— Task to carry out —
Without including the pictures, copy out every line below.

— Data shown —
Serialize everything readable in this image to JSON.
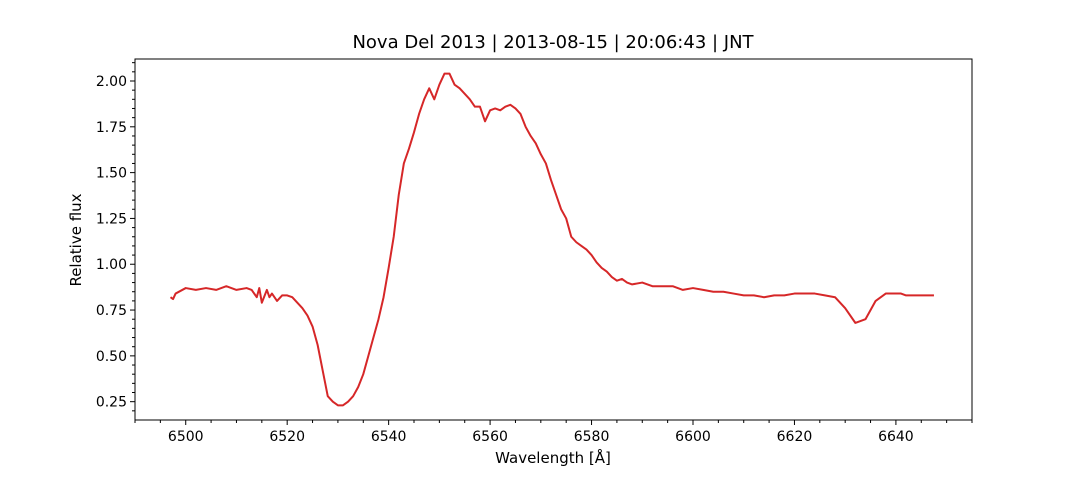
{
  "chart_data": {
    "type": "line",
    "title": "Nova Del 2013 | 2013-08-15 | 20:06:43 | JNT",
    "xlabel": "Wavelength [Å]",
    "ylabel": "Relative flux",
    "xlim": [
      6490,
      6655
    ],
    "ylim": [
      0.15,
      2.12
    ],
    "xticks": [
      6500,
      6520,
      6540,
      6560,
      6580,
      6600,
      6620,
      6640
    ],
    "yticks": [
      0.25,
      0.5,
      0.75,
      1.0,
      1.25,
      1.5,
      1.75,
      2.0
    ],
    "xtick_labels": [
      "6500",
      "6520",
      "6540",
      "6560",
      "6580",
      "6600",
      "6620",
      "6640"
    ],
    "ytick_labels": [
      "0.25",
      "0.50",
      "0.75",
      "1.00",
      "1.25",
      "1.50",
      "1.75",
      "2.00"
    ],
    "grid": false,
    "legend": "none",
    "series": [
      {
        "color": "#d62728",
        "x": [
          6497.0,
          6497.5,
          6498,
          6500,
          6502,
          6504,
          6506,
          6508,
          6510,
          6512,
          6513,
          6514,
          6514.5,
          6515,
          6516,
          6516.5,
          6517,
          6518,
          6519,
          6520,
          6521,
          6522,
          6523,
          6524,
          6525,
          6526,
          6527,
          6528,
          6529,
          6530,
          6531,
          6532,
          6533,
          6534,
          6535,
          6536,
          6537,
          6538,
          6539,
          6540,
          6541,
          6542,
          6543,
          6544,
          6545,
          6546,
          6547,
          6548,
          6549,
          6550,
          6551,
          6552,
          6553,
          6554,
          6555,
          6556,
          6557,
          6558,
          6559,
          6560,
          6561,
          6562,
          6563,
          6564,
          6565,
          6566,
          6567,
          6568,
          6569,
          6570,
          6571,
          6572,
          6573,
          6574,
          6575,
          6576,
          6577,
          6578,
          6579,
          6580,
          6581,
          6582,
          6583,
          6584,
          6585,
          6586,
          6587,
          6588,
          6590,
          6592,
          6594,
          6596,
          6598,
          6600,
          6602,
          6604,
          6606,
          6608,
          6610,
          6612,
          6614,
          6616,
          6618,
          6620,
          6622,
          6624,
          6626,
          6628,
          6630,
          6632,
          6634,
          6636,
          6638,
          6640,
          6641,
          6642,
          6642.5,
          6643,
          6644,
          6645,
          6646,
          6647.5
        ],
        "y": [
          0.82,
          0.81,
          0.84,
          0.87,
          0.86,
          0.87,
          0.86,
          0.88,
          0.86,
          0.87,
          0.86,
          0.82,
          0.87,
          0.79,
          0.86,
          0.82,
          0.84,
          0.8,
          0.83,
          0.83,
          0.82,
          0.79,
          0.76,
          0.72,
          0.66,
          0.56,
          0.42,
          0.28,
          0.25,
          0.23,
          0.23,
          0.25,
          0.28,
          0.33,
          0.4,
          0.5,
          0.6,
          0.7,
          0.82,
          0.98,
          1.15,
          1.38,
          1.55,
          1.63,
          1.72,
          1.82,
          1.9,
          1.96,
          1.9,
          1.98,
          2.04,
          2.04,
          1.98,
          1.96,
          1.93,
          1.9,
          1.86,
          1.86,
          1.78,
          1.84,
          1.85,
          1.84,
          1.86,
          1.87,
          1.85,
          1.82,
          1.75,
          1.7,
          1.66,
          1.6,
          1.55,
          1.46,
          1.38,
          1.3,
          1.25,
          1.15,
          1.12,
          1.1,
          1.08,
          1.05,
          1.01,
          0.98,
          0.96,
          0.93,
          0.91,
          0.92,
          0.9,
          0.89,
          0.9,
          0.88,
          0.88,
          0.88,
          0.86,
          0.87,
          0.86,
          0.85,
          0.85,
          0.84,
          0.83,
          0.83,
          0.82,
          0.83,
          0.83,
          0.84,
          0.84,
          0.84,
          0.83,
          0.82,
          0.76,
          0.68,
          0.7,
          0.8,
          0.84,
          0.84,
          0.84,
          0.83,
          0.83,
          0.83,
          0.83,
          0.83,
          0.83,
          0.83
        ]
      }
    ]
  }
}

— Full output —
Serialize everything readable in this image to JSON.
{
  "chart_data": {
    "type": "line",
    "title": "Nova Del 2013 | 2013-08-15 | 20:06:43 | JNT",
    "xlabel": "Wavelength [Å]",
    "ylabel": "Relative flux",
    "xlim": [
      6490,
      6655
    ],
    "ylim": [
      0.15,
      2.12
    ],
    "xticks": [
      6500,
      6520,
      6540,
      6560,
      6580,
      6600,
      6620,
      6640
    ],
    "yticks": [
      0.25,
      0.5,
      0.75,
      1.0,
      1.25,
      1.5,
      1.75,
      2.0
    ],
    "xtick_labels": [
      "6500",
      "6520",
      "6540",
      "6560",
      "6580",
      "6600",
      "6620",
      "6640"
    ],
    "ytick_labels": [
      "0.25",
      "0.50",
      "0.75",
      "1.00",
      "1.25",
      "1.50",
      "1.75",
      "2.00"
    ],
    "grid": false,
    "legend": "none",
    "series": [
      {
        "color": "#d62728",
        "x": [
          6497.0,
          6497.5,
          6498,
          6500,
          6502,
          6504,
          6506,
          6508,
          6510,
          6512,
          6513,
          6514,
          6514.5,
          6515,
          6516,
          6516.5,
          6517,
          6518,
          6519,
          6520,
          6521,
          6522,
          6523,
          6524,
          6525,
          6526,
          6527,
          6528,
          6529,
          6530,
          6531,
          6532,
          6533,
          6534,
          6535,
          6536,
          6537,
          6538,
          6539,
          6540,
          6541,
          6542,
          6543,
          6544,
          6545,
          6546,
          6547,
          6548,
          6549,
          6550,
          6551,
          6552,
          6553,
          6554,
          6555,
          6556,
          6557,
          6558,
          6559,
          6560,
          6561,
          6562,
          6563,
          6564,
          6565,
          6566,
          6567,
          6568,
          6569,
          6570,
          6571,
          6572,
          6573,
          6574,
          6575,
          6576,
          6577,
          6578,
          6579,
          6580,
          6581,
          6582,
          6583,
          6584,
          6585,
          6586,
          6587,
          6588,
          6590,
          6592,
          6594,
          6596,
          6598,
          6600,
          6602,
          6604,
          6606,
          6608,
          6610,
          6612,
          6614,
          6616,
          6618,
          6620,
          6622,
          6624,
          6626,
          6628,
          6630,
          6632,
          6634,
          6636,
          6638,
          6640,
          6641,
          6642,
          6642.5,
          6643,
          6644,
          6645,
          6646,
          6647.5
        ],
        "y": [
          0.82,
          0.81,
          0.84,
          0.87,
          0.86,
          0.87,
          0.86,
          0.88,
          0.86,
          0.87,
          0.86,
          0.82,
          0.87,
          0.79,
          0.86,
          0.82,
          0.84,
          0.8,
          0.83,
          0.83,
          0.82,
          0.79,
          0.76,
          0.72,
          0.66,
          0.56,
          0.42,
          0.28,
          0.25,
          0.23,
          0.23,
          0.25,
          0.28,
          0.33,
          0.4,
          0.5,
          0.6,
          0.7,
          0.82,
          0.98,
          1.15,
          1.38,
          1.55,
          1.63,
          1.72,
          1.82,
          1.9,
          1.96,
          1.9,
          1.98,
          2.04,
          2.04,
          1.98,
          1.96,
          1.93,
          1.9,
          1.86,
          1.86,
          1.78,
          1.84,
          1.85,
          1.84,
          1.86,
          1.87,
          1.85,
          1.82,
          1.75,
          1.7,
          1.66,
          1.6,
          1.55,
          1.46,
          1.38,
          1.3,
          1.25,
          1.15,
          1.12,
          1.1,
          1.08,
          1.05,
          1.01,
          0.98,
          0.96,
          0.93,
          0.91,
          0.92,
          0.9,
          0.89,
          0.9,
          0.88,
          0.88,
          0.88,
          0.86,
          0.87,
          0.86,
          0.85,
          0.85,
          0.84,
          0.83,
          0.83,
          0.82,
          0.83,
          0.83,
          0.84,
          0.84,
          0.84,
          0.83,
          0.82,
          0.76,
          0.68,
          0.7,
          0.8,
          0.84,
          0.84,
          0.84,
          0.83,
          0.83,
          0.83,
          0.83,
          0.83,
          0.83,
          0.83
        ]
      }
    ]
  }
}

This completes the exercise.